REQUIRED TASK:
Return every record below exactly as written, but leave out the pictures.
-- begin INPUT RECORDS --
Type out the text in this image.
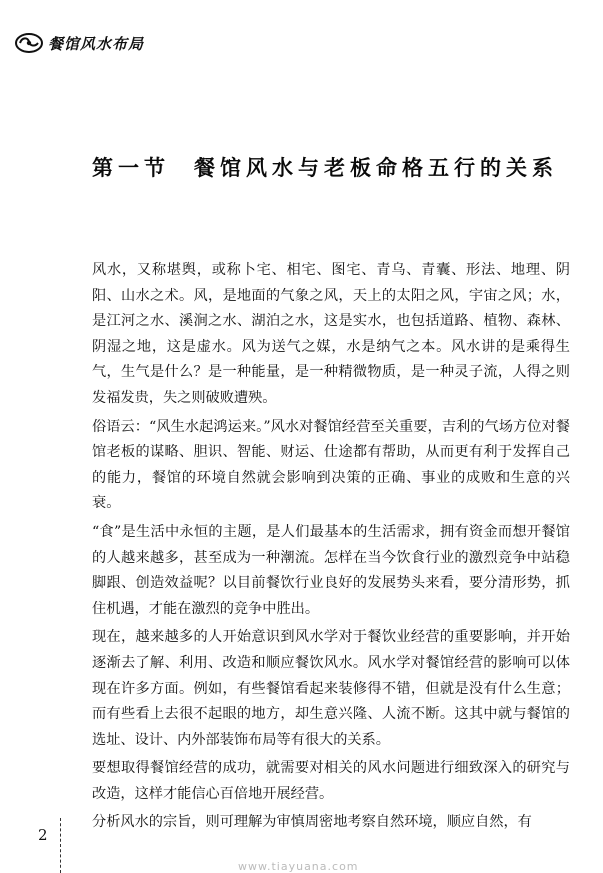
餐馆风水布局
第一节 餐馆风水与老板命格五行的关系

风水，又称堪舆，或称卜宅、相宅、图宅、青乌、青囊、形法、地理、阴阳、山水之术。风，是地面的气象之风，天上的太阳之风，宇宙之风；水，是江河之水、溪涧之水、湖泊之水，这是实水，也包括道路、植物、森林、阴湿之地，这是虚水。风为送气之媒，水是纳气之本。风水讲的是乘得生气，生气是什么？是一种能量，是一种精微物质，是一种灵子流，人得之则发福发贵，失之则破败遭殃。

俗语云：“风生水起鸿运来。”风水对餐馆经营至关重要，吉利的气场方位对餐馆老板的谋略、胆识、智能、财运、仕途都有帮助，从而更有利于发挥自己的能力，餐馆的环境自然就会影响到决策的正确、事业的成败和生意的兴衰。

“食”是生活中永恒的主题，是人们最基本的生活需求，拥有资金而想开餐馆的人越来越多，甚至成为一种潮流。怎样在当今饮食行业的激烈竞争中站稳脚跟、创造效益呢？以目前餐饮行业良好的发展势头来看，要分清形势，抓住机遇，才能在激烈的竞争中胜出。

现在，越来越多的人开始意识到风水学对于餐饮业经营的重要影响，并开始逐渐去了解、利用、改造和顺应餐饮风水。风水学对餐馆经营的影响可以体现在许多方面。例如，有些餐馆看起来装修得不错，但就是没有什么生意；而有些看上去很不起眼的地方，却生意兴隆、人流不断。这其中就与餐馆的选址、设计、内外部装饰布局等有很大的关系。

要想取得餐馆经营的成功，就需要对相关的风水问题进行细致深入的研究与改造，这样才能信心百倍地开展经营。

分析风水的宗旨，则可理解为审慎周密地考察自然环境，顺应自然，有

2
www.tiayuana.com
-- end INPUT RECORDS --
RESPONSE FOR THIS EXERCISE:
Type out the text in this image.
餐馆风水布局
第一节 餐馆风水与老板命格五行的关系

风水，又称堪舆，或称卜宅、相宅、图宅、青乌、青囊、形法、地理、阴阳、山水之术。风，是地面的气象之风，天上的太阳之风，宇宙之风；水，是江河之水、溪涧之水、湖泊之水，这是实水，也包括道路、植物、森林、阴湿之地，这是虚水。风为送气之媒，水是纳气之本。风水讲的是乘得生气，生气是什么？是一种能量，是一种精微物质，是一种灵子流，人得之则发福发贵，失之则破败遭殃。

俗语云：“风生水起鸿运来。”风水对餐馆经营至关重要，吉利的气场方位对餐馆老板的谋略、胆识、智能、财运、仕途都有帮助，从而更有利于发挥自己的能力，餐馆的环境自然就会影响到决策的正确、事业的成败和生意的兴衰。

“食”是生活中永恒的主题，是人们最基本的生活需求，拥有资金而想开餐馆的人越来越多，甚至成为一种潮流。怎样在当今饮食行业的激烈竞争中站稳脚跟、创造效益呢？以目前餐饮行业良好的发展势头来看，要分清形势，抓住机遇，才能在激烈的竞争中胜出。

现在，越来越多的人开始意识到风水学对于餐饮业经营的重要影响，并开始逐渐去了解、利用、改造和顺应餐饮风水。风水学对餐馆经营的影响可以体现在许多方面。例如，有些餐馆看起来装修得不错，但就是没有什么生意；而有些看上去很不起眼的地方，却生意兴隆、人流不断。这其中就与餐馆的选址、设计、内外部装饰布局等有很大的关系。

要想取得餐馆经营的成功，就需要对相关的风水问题进行细致深入的研究与改造，这样才能信心百倍地开展经营。

分析风水的宗旨，则可理解为审慎周密地考察自然环境，顺应自然，有

2
www.tiayuana.com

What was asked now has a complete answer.